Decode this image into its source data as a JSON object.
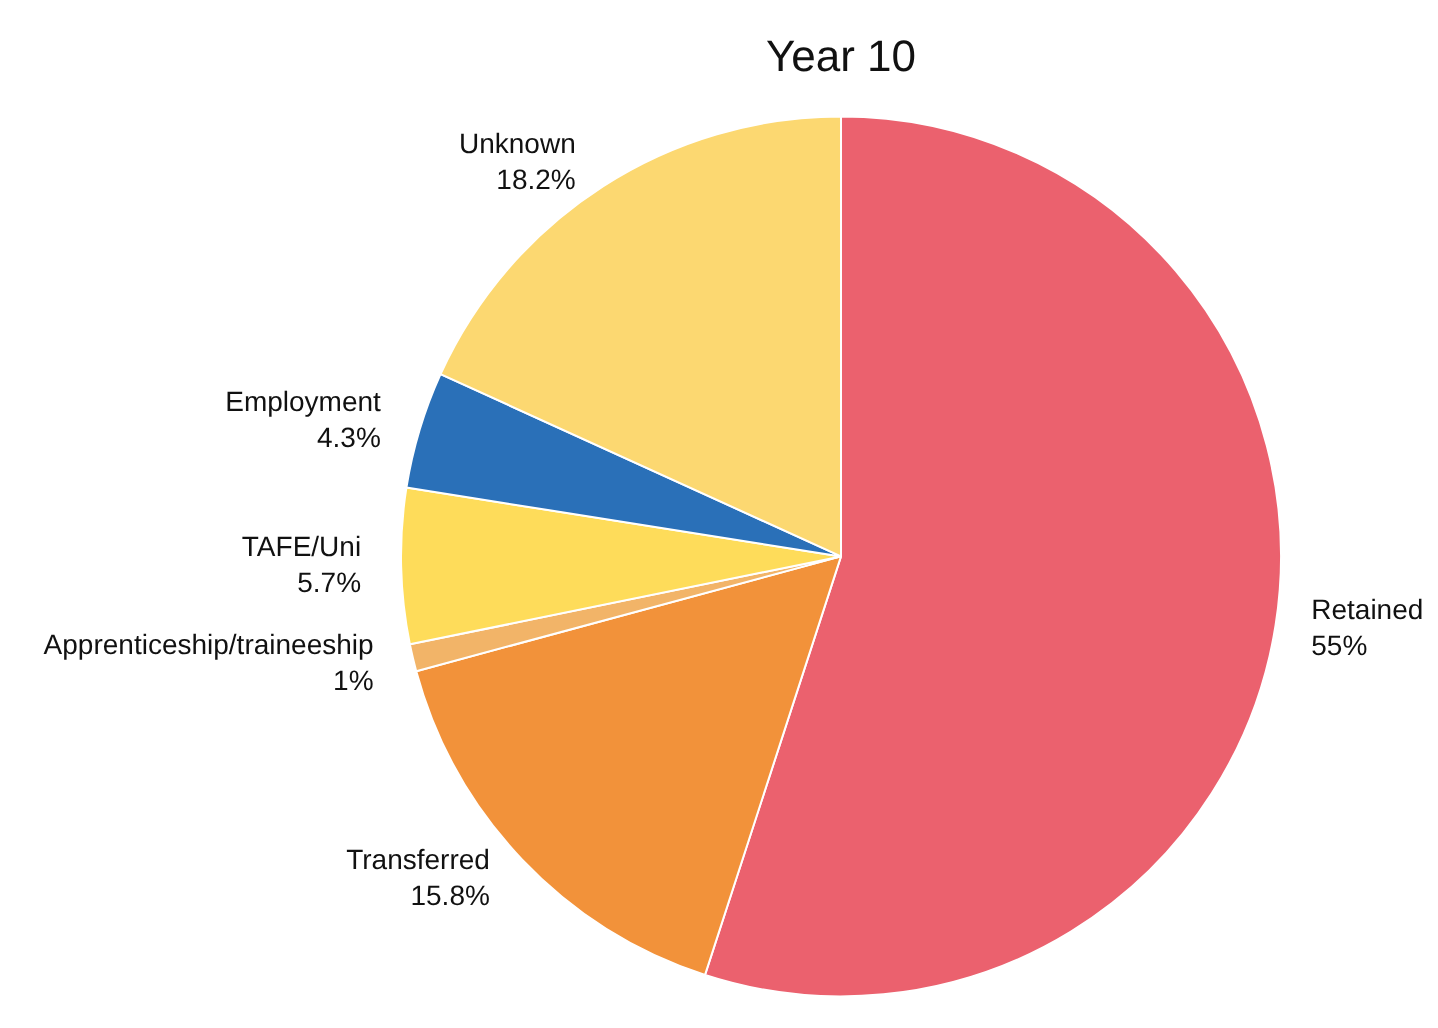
{
  "chart_data": {
    "type": "pie",
    "title": "Year 10",
    "categories": [
      "Retained",
      "Transferred",
      "Apprenticeship/traineeship",
      "TAFE/Uni",
      "Employment",
      "Unknown"
    ],
    "values": [
      55,
      15.8,
      1,
      5.7,
      4.3,
      18.2
    ],
    "value_labels": [
      "55%",
      "15.8%",
      "1%",
      "5.7%",
      "4.3%",
      "18.2%"
    ],
    "colors": [
      "#eb616e",
      "#f2923a",
      "#f2b468",
      "#fedc5a",
      "#2a70b8",
      "#fcd871"
    ],
    "legend": false
  }
}
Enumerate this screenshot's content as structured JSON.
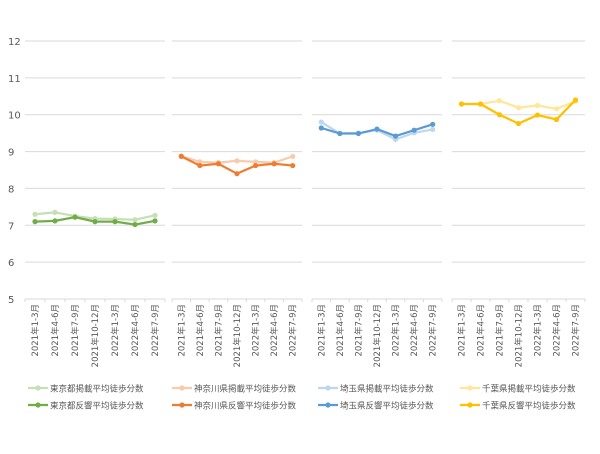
{
  "chart_data": {
    "type": "line",
    "title": "",
    "ylim": [
      5,
      12
    ],
    "yticks": [
      "5",
      "6",
      "7",
      "8",
      "9",
      "10",
      "11",
      "12"
    ],
    "categories": [
      "2021年1-3月",
      "2021年4-6月",
      "2021年7-9月",
      "2021年10-12月",
      "2022年1-3月",
      "2022年4-6月",
      "2022年7-9月"
    ],
    "grid": true,
    "legend_placement": "bottom",
    "panels": [
      {
        "series": [
          {
            "name": "東京都掲載平均徒歩分数",
            "color": "#c5e0b4",
            "values": [
              7.3,
              7.35,
              7.25,
              7.18,
              7.17,
              7.15,
              7.27
            ]
          },
          {
            "name": "東京都反響平均徒歩分数",
            "color": "#70ad47",
            "values": [
              7.1,
              7.12,
              7.22,
              7.1,
              7.1,
              7.02,
              7.12
            ]
          }
        ]
      },
      {
        "series": [
          {
            "name": "神奈川県掲載平均徒歩分数",
            "color": "#f8cbad",
            "values": [
              8.88,
              8.72,
              8.7,
              8.75,
              8.72,
              8.7,
              8.87
            ]
          },
          {
            "name": "神奈川県反響平均徒歩分数",
            "color": "#ed7d31",
            "values": [
              8.87,
              8.62,
              8.67,
              8.4,
              8.62,
              8.67,
              8.62
            ]
          }
        ]
      },
      {
        "series": [
          {
            "name": "埼玉県掲載平均徒歩分数",
            "color": "#bdd7ee",
            "values": [
              9.8,
              9.49,
              9.5,
              9.58,
              9.33,
              9.51,
              9.6
            ]
          },
          {
            "name": "埼玉県反響平均徒歩分数",
            "color": "#5b9bd5",
            "values": [
              9.64,
              9.49,
              9.49,
              9.61,
              9.42,
              9.58,
              9.74
            ]
          }
        ]
      },
      {
        "series": [
          {
            "name": "千葉県掲載平均徒歩分数",
            "color": "#ffe699",
            "values": [
              10.29,
              10.29,
              10.38,
              10.19,
              10.25,
              10.16,
              10.36
            ]
          },
          {
            "name": "千葉県反響平均徒歩分数",
            "color": "#ffc000",
            "values": [
              10.29,
              10.29,
              10.0,
              9.76,
              9.99,
              9.87,
              10.4
            ]
          }
        ]
      }
    ]
  }
}
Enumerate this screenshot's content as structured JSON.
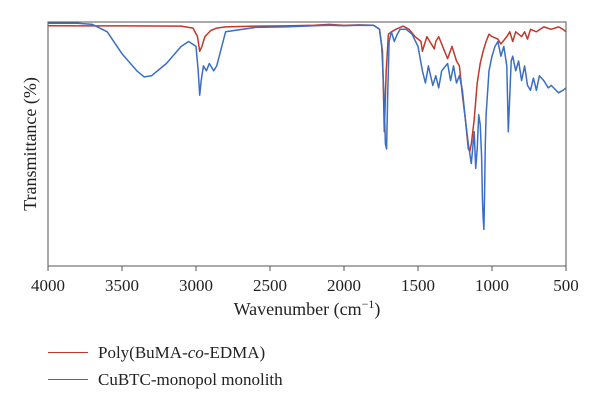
{
  "chart_data": {
    "type": "line",
    "xlabel": "Wavenumber (cm",
    "xlabel_sup": "−1",
    "xlabel_close": ")",
    "ylabel": "Transmittance (%)",
    "xlim": [
      4000,
      500
    ],
    "ylim": [
      0,
      100
    ],
    "x_ticks": [
      "4000",
      "3500",
      "3000",
      "2500",
      "2000",
      "1500",
      "1000",
      "500"
    ],
    "y_ticks_shown": false,
    "grid": false,
    "legend_position": "bottom-left",
    "series": [
      {
        "name": "Poly(BuMA-co-EDMA)",
        "name_parts": [
          "Poly(BuMA-",
          "co",
          "-EDMA)"
        ],
        "color": "#c0392b",
        "x": [
          4000,
          3700,
          3500,
          3100,
          3020,
          2990,
          2975,
          2960,
          2940,
          2900,
          2860,
          2800,
          2600,
          2400,
          2200,
          2100,
          2000,
          1900,
          1800,
          1760,
          1740,
          1728,
          1715,
          1700,
          1680,
          1650,
          1600,
          1560,
          1520,
          1480,
          1470,
          1460,
          1440,
          1420,
          1390,
          1380,
          1360,
          1320,
          1300,
          1270,
          1240,
          1220,
          1200,
          1180,
          1160,
          1150,
          1140,
          1120,
          1100,
          1080,
          1060,
          1040,
          1020,
          1000,
          960,
          940,
          900,
          880,
          860,
          840,
          800,
          780,
          760,
          740,
          700,
          650,
          600,
          550,
          520,
          500
        ],
        "y": [
          98.5,
          98.4,
          98.4,
          98.3,
          97.5,
          94,
          88,
          90,
          94,
          96.5,
          97.5,
          98,
          98.3,
          98.4,
          98.7,
          99,
          98.6,
          98.8,
          98.7,
          97,
          88,
          55,
          80,
          95,
          96,
          97,
          98.3,
          97,
          94,
          92,
          88,
          90,
          94,
          92,
          89,
          92,
          94,
          88,
          85,
          90,
          84,
          82,
          70,
          60,
          48,
          47,
          50,
          60,
          75,
          83,
          88,
          92,
          95,
          94,
          93,
          91,
          94,
          96,
          92,
          96,
          94,
          96,
          93,
          97,
          96,
          98,
          97,
          98,
          97,
          96
        ]
      },
      {
        "name": "CuBTC-monopol monolith",
        "color": "#3a6fc4",
        "x": [
          4000,
          3800,
          3700,
          3600,
          3500,
          3400,
          3350,
          3300,
          3200,
          3100,
          3050,
          3000,
          2985,
          2975,
          2965,
          2950,
          2930,
          2910,
          2880,
          2860,
          2800,
          2600,
          2400,
          2200,
          2100,
          2000,
          1900,
          1800,
          1760,
          1745,
          1730,
          1720,
          1712,
          1705,
          1695,
          1680,
          1660,
          1640,
          1620,
          1580,
          1540,
          1500,
          1470,
          1450,
          1430,
          1400,
          1380,
          1360,
          1340,
          1300,
          1280,
          1260,
          1240,
          1220,
          1200,
          1180,
          1160,
          1140,
          1120,
          1110,
          1100,
          1090,
          1080,
          1070,
          1065,
          1060,
          1055,
          1050,
          1045,
          1040,
          1020,
          1000,
          980,
          960,
          940,
          920,
          900,
          890,
          880,
          870,
          860,
          840,
          820,
          800,
          780,
          760,
          740,
          720,
          700,
          680,
          650,
          620,
          600,
          550,
          520,
          500
        ],
        "y": [
          99.5,
          99.5,
          99,
          96,
          87,
          80,
          77.5,
          78,
          83,
          90,
          92,
          90,
          80,
          70,
          76,
          82,
          80,
          83,
          80,
          82,
          96,
          97.8,
          98,
          98.5,
          98.7,
          98.5,
          98.7,
          98.6,
          97,
          90,
          70,
          50,
          48,
          70,
          92,
          96,
          92,
          95,
          97,
          97,
          95,
          90,
          80,
          75,
          82,
          74,
          78,
          73,
          80,
          83,
          76,
          82,
          75,
          78,
          72,
          60,
          50,
          42,
          55,
          40,
          48,
          62,
          58,
          45,
          28,
          20,
          15,
          30,
          50,
          62,
          80,
          86,
          90,
          92,
          86,
          90,
          82,
          55,
          70,
          84,
          86,
          80,
          84,
          76,
          82,
          74,
          72,
          77,
          72,
          78,
          76,
          73,
          74,
          71,
          72,
          73
        ]
      }
    ]
  }
}
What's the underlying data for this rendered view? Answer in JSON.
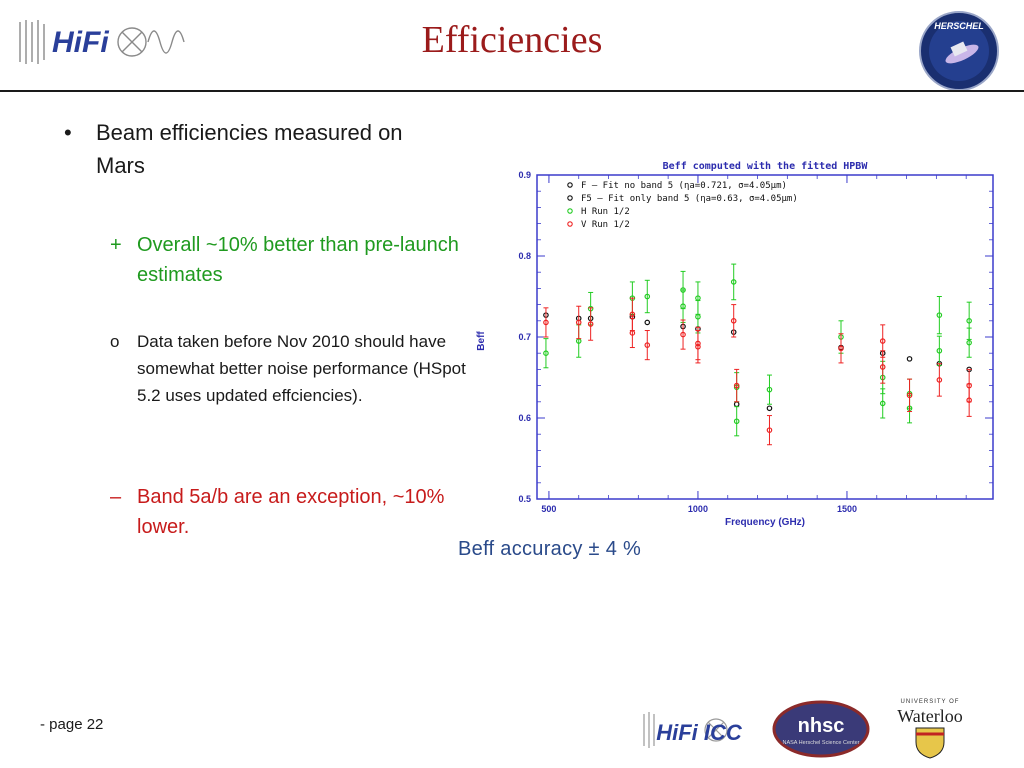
{
  "header": {
    "title": "Efficiencies",
    "hifi_logo_text": "HiFi",
    "herschel_logo_text": "HERSCHEL"
  },
  "bullets": {
    "main_mark": "•",
    "main": "Beam efficiencies measured on Mars",
    "sub1_mark": "+",
    "sub1": "Overall ~10% better than pre-launch estimates",
    "sub2_mark": "o",
    "sub2": "Data taken before Nov 2010 should have somewhat better noise performance (HSpot 5.2 uses updated effciencies).",
    "sub3_mark": "–",
    "sub3": "Band 5a/b are an exception, ~10% lower."
  },
  "caption": "Beff  accuracy ± 4 %",
  "footer": {
    "page": "- page 22",
    "hifi_icc": "HiFi ICC",
    "nhsc": "nhsc",
    "nhsc_sub": "NASA Herschel Science Center",
    "waterloo_top": "UNIVERSITY OF",
    "waterloo": "Waterloo"
  },
  "colors": {
    "title": "#9b1b1b",
    "green": "#1f9a1f",
    "red": "#c71b1b",
    "chart_frame": "#3b3bcc",
    "chart_text": "#2c2cae"
  },
  "chart_data": {
    "type": "scatter",
    "title": "Beff computed with the fitted HPBW",
    "xlabel": "Frequency (GHz)",
    "ylabel": "Beff",
    "xlim": [
      460,
      1990
    ],
    "ylim": [
      0.5,
      0.9
    ],
    "xticks": [
      500,
      1000,
      1500
    ],
    "yticks": [
      0.5,
      0.6,
      0.7,
      0.8,
      0.9
    ],
    "legend_position": "top-left",
    "series": [
      {
        "name": "F  – Fit no band 5  (ηa=0.721, σ=4.05μm)",
        "color": "#111111",
        "error_bars": false,
        "points": [
          [
            490,
            0.727
          ],
          [
            600,
            0.723
          ],
          [
            640,
            0.723
          ],
          [
            780,
            0.725
          ],
          [
            830,
            0.718
          ],
          [
            950,
            0.713
          ],
          [
            1000,
            0.71
          ],
          [
            1120,
            0.706
          ],
          [
            1130,
            0.617
          ],
          [
            1240,
            0.612
          ],
          [
            1480,
            0.687
          ],
          [
            1620,
            0.68
          ],
          [
            1710,
            0.673
          ],
          [
            1810,
            0.667
          ],
          [
            1910,
            0.66
          ]
        ]
      },
      {
        "name": "F5 – Fit only band 5  (ηa=0.63, σ=4.05μm)",
        "color": "#111111",
        "error_bars": false,
        "points": []
      },
      {
        "name": "H Run 1/2",
        "color": "#22cc22",
        "error_bars": true,
        "points": [
          [
            490,
            0.68,
            0.018
          ],
          [
            600,
            0.695,
            0.02
          ],
          [
            640,
            0.735,
            0.02
          ],
          [
            780,
            0.748,
            0.02
          ],
          [
            830,
            0.75,
            0.02
          ],
          [
            950,
            0.758,
            0.023
          ],
          [
            950,
            0.738,
            0.02
          ],
          [
            1000,
            0.748,
            0.02
          ],
          [
            1000,
            0.725,
            0.02
          ],
          [
            1120,
            0.768,
            0.022
          ],
          [
            1130,
            0.638,
            0.018
          ],
          [
            1130,
            0.596,
            0.018
          ],
          [
            1240,
            0.635,
            0.018
          ],
          [
            1480,
            0.7,
            0.02
          ],
          [
            1620,
            0.65,
            0.02
          ],
          [
            1620,
            0.618,
            0.018
          ],
          [
            1710,
            0.63,
            0.018
          ],
          [
            1710,
            0.612,
            0.018
          ],
          [
            1810,
            0.727,
            0.023
          ],
          [
            1810,
            0.683,
            0.018
          ],
          [
            1910,
            0.72,
            0.023
          ],
          [
            1910,
            0.693,
            0.018
          ]
        ]
      },
      {
        "name": "V Run 1/2",
        "color": "#ee2222",
        "error_bars": true,
        "points": [
          [
            490,
            0.718,
            0.018
          ],
          [
            600,
            0.718,
            0.02
          ],
          [
            640,
            0.716,
            0.02
          ],
          [
            780,
            0.728,
            0.02
          ],
          [
            780,
            0.705,
            0.018
          ],
          [
            830,
            0.69,
            0.018
          ],
          [
            950,
            0.703,
            0.018
          ],
          [
            1000,
            0.692,
            0.02
          ],
          [
            1000,
            0.688,
            0.02
          ],
          [
            1120,
            0.72,
            0.02
          ],
          [
            1130,
            0.64,
            0.02
          ],
          [
            1240,
            0.585,
            0.018
          ],
          [
            1480,
            0.686,
            0.018
          ],
          [
            1620,
            0.695,
            0.02
          ],
          [
            1620,
            0.663,
            0.02
          ],
          [
            1710,
            0.628,
            0.02
          ],
          [
            1810,
            0.647,
            0.02
          ],
          [
            1910,
            0.64,
            0.02
          ],
          [
            1910,
            0.622,
            0.02
          ]
        ]
      }
    ]
  }
}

● ● ●

» **SET TASK**
Scan the records for the string "this". Copy each line in which it appears.

» **WRITTEN SOLUTION**
Decode this image into its source data as a JSON object.
Enumerate this screenshot's content as structured JSON.
Enumerate this screenshot's content as structured JSON.
What's the underlying data for this rendered view? Answer in JSON.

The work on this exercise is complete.